>> Begin Task inputs

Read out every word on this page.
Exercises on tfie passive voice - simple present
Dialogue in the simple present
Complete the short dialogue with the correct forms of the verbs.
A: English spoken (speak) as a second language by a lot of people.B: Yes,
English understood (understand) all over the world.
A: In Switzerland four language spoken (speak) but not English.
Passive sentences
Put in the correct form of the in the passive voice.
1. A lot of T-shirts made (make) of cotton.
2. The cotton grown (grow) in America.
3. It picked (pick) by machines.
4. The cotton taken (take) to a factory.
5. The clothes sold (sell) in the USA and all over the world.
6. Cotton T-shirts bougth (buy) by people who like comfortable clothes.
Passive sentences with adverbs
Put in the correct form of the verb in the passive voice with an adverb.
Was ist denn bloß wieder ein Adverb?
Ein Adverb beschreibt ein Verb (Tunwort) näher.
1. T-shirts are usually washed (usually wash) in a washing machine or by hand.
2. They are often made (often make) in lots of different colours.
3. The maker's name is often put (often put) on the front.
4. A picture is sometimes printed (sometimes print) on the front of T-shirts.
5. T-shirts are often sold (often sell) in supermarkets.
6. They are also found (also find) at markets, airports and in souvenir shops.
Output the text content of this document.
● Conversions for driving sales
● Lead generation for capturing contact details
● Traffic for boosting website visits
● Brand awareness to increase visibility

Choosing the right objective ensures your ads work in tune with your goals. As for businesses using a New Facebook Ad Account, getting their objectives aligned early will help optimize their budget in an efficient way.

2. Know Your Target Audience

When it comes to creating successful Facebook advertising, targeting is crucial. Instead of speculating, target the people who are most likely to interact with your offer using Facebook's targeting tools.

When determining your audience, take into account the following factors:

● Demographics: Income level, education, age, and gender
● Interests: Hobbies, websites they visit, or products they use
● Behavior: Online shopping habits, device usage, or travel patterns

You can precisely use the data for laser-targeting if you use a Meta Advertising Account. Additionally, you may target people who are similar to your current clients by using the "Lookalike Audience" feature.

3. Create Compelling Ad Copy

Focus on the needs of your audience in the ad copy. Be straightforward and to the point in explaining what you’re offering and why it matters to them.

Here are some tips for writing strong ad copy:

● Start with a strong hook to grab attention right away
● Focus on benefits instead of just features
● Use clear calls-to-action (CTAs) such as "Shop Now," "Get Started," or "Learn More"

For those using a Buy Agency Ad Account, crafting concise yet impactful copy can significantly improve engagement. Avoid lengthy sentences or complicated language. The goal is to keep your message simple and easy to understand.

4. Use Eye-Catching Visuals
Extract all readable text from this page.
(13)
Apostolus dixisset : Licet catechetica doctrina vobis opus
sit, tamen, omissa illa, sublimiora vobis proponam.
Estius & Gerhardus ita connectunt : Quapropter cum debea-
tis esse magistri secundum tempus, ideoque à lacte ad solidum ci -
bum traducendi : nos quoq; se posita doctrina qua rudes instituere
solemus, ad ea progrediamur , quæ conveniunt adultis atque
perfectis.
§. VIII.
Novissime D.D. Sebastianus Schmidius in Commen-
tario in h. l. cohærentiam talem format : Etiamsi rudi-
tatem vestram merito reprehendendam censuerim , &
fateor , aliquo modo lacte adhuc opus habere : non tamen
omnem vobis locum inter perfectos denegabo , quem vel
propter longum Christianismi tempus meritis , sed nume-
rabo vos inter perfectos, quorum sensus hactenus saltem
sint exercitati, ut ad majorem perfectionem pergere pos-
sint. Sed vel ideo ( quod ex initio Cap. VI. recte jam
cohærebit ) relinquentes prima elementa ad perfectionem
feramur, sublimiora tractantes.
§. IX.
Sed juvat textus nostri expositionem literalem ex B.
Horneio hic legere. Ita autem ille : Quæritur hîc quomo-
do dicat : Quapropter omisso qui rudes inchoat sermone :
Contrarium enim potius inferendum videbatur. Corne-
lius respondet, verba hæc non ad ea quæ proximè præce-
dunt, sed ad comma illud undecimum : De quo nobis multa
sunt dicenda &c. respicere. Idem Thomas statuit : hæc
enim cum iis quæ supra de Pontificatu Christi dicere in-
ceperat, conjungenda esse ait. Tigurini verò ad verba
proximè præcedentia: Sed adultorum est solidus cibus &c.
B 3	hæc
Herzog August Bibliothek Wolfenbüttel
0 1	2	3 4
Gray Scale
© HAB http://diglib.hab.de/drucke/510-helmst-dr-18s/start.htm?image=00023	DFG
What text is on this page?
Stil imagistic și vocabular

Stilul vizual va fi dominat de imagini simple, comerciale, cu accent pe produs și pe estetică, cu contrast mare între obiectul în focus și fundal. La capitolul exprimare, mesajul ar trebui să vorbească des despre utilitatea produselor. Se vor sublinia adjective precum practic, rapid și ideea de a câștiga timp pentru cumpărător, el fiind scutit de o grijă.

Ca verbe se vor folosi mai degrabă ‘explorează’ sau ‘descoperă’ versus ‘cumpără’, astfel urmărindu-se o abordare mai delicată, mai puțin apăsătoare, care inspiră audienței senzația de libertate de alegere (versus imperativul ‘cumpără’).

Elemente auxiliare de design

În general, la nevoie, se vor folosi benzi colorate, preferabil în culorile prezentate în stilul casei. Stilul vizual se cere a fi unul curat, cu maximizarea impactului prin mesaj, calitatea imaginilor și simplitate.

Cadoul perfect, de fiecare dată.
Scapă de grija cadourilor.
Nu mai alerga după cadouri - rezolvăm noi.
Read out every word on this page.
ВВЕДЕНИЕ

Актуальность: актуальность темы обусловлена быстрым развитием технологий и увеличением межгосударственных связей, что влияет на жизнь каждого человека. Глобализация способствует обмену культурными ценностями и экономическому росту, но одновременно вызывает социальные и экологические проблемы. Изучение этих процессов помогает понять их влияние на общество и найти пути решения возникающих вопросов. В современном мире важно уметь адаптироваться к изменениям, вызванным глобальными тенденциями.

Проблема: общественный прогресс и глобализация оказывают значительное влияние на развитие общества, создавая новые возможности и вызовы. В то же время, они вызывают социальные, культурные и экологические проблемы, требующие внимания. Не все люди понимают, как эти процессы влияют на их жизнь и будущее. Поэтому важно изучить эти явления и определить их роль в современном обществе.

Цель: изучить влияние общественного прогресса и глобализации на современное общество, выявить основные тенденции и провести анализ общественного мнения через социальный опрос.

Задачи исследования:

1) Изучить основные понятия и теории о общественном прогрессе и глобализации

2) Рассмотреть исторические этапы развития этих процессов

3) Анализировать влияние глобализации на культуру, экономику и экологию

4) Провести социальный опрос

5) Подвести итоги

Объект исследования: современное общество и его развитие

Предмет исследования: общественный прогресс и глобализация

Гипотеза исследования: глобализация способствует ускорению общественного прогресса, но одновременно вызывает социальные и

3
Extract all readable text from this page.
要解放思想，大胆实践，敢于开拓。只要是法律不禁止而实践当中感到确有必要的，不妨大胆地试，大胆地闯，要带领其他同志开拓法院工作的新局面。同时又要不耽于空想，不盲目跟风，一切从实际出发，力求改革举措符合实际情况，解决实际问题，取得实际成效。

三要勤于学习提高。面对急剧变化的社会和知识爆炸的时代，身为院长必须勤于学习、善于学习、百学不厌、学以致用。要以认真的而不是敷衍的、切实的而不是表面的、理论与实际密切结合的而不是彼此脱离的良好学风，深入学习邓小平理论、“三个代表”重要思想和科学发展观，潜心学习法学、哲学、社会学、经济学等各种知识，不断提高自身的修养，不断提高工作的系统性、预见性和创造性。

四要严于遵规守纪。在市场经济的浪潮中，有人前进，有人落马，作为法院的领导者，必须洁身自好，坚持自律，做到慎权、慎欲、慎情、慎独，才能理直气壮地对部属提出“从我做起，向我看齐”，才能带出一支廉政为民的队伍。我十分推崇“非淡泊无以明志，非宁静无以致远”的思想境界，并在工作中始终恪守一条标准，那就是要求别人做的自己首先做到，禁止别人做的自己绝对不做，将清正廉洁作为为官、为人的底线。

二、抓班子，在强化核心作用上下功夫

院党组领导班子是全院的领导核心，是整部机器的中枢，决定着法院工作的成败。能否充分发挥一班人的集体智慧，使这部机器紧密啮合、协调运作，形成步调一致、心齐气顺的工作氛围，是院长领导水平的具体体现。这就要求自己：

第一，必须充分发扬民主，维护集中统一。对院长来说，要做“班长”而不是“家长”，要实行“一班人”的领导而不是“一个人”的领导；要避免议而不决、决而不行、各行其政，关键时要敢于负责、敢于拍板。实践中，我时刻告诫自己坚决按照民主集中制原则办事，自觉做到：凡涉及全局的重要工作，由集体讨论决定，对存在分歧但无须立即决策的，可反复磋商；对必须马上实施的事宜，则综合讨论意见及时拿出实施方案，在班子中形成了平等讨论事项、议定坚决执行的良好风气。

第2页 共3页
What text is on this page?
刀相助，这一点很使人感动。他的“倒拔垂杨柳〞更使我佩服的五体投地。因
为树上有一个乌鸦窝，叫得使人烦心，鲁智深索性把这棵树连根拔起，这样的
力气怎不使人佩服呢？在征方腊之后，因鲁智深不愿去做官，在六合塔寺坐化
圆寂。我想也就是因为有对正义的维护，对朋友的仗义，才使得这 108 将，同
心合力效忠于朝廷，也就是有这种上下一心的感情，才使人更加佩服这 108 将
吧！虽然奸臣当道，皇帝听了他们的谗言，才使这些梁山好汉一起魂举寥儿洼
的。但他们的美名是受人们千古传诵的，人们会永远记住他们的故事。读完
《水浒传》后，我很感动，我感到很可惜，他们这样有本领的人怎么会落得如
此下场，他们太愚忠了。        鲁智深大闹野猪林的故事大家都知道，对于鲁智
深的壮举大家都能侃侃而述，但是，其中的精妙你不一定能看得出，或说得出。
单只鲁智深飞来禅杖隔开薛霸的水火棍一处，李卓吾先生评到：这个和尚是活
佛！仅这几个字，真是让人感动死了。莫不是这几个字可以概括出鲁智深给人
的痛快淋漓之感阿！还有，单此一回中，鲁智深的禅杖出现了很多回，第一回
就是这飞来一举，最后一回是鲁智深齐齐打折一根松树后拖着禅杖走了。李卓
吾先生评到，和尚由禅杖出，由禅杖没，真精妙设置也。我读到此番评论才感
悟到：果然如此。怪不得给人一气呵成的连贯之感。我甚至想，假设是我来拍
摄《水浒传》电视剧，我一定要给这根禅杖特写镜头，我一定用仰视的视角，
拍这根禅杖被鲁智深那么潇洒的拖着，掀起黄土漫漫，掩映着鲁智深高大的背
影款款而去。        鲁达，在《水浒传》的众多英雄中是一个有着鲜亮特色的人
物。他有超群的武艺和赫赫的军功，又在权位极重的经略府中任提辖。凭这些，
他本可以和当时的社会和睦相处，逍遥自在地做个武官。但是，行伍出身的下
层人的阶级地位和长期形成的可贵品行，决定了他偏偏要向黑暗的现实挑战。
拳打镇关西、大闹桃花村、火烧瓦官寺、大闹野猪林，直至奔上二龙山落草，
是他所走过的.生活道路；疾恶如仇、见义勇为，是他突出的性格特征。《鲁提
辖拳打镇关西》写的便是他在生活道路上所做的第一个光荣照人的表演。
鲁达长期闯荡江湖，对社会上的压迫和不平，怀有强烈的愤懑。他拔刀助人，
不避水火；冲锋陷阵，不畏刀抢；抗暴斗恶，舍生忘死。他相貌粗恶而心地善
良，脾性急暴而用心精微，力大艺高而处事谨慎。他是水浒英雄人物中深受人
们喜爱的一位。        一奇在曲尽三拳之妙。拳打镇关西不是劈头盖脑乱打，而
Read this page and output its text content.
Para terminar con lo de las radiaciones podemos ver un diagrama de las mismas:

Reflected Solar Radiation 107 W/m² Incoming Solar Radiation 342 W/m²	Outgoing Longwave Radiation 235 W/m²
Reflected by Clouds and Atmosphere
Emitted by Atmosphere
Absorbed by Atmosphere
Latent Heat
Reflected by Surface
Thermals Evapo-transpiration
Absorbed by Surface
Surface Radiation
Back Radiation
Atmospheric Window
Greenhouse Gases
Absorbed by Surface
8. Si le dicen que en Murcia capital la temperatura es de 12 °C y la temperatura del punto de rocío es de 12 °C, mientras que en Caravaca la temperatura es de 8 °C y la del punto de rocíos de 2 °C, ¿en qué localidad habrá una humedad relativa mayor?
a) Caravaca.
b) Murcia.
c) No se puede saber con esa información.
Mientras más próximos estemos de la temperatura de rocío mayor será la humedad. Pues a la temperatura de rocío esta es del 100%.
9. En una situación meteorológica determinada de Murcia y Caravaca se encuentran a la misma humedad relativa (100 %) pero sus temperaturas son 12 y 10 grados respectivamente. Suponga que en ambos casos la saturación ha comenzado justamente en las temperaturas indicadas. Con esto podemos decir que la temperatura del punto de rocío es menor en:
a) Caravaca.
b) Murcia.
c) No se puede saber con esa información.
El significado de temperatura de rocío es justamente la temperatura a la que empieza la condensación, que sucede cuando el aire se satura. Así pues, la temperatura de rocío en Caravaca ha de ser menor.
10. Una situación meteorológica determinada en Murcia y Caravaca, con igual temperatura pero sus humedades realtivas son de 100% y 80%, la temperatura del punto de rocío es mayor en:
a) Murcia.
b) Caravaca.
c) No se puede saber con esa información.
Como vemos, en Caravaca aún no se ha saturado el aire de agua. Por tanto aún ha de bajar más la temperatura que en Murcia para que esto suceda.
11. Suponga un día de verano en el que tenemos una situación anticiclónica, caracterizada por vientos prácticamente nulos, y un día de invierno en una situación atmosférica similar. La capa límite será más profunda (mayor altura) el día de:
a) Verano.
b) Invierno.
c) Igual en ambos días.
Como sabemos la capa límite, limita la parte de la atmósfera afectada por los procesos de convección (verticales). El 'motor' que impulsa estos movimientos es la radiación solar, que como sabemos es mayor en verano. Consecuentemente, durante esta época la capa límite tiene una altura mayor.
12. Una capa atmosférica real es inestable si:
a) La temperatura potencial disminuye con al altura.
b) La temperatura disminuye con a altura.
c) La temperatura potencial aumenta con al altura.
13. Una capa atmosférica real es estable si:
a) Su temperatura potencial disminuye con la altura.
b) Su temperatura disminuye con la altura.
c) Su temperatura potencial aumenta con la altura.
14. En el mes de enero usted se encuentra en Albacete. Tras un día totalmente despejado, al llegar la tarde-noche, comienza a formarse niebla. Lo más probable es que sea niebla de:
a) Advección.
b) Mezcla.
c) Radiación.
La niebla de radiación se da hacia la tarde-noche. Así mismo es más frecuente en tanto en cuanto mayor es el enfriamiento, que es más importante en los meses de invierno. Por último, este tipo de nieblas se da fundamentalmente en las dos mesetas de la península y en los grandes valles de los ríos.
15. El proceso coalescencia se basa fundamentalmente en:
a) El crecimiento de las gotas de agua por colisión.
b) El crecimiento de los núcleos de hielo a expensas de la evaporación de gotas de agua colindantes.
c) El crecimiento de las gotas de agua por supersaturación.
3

>> End Task inputs

▸ **Goal**
Of the lines in the material, how many contain the word "correct"? Reply with the number and nothing else.

▸ **Exercise result**
3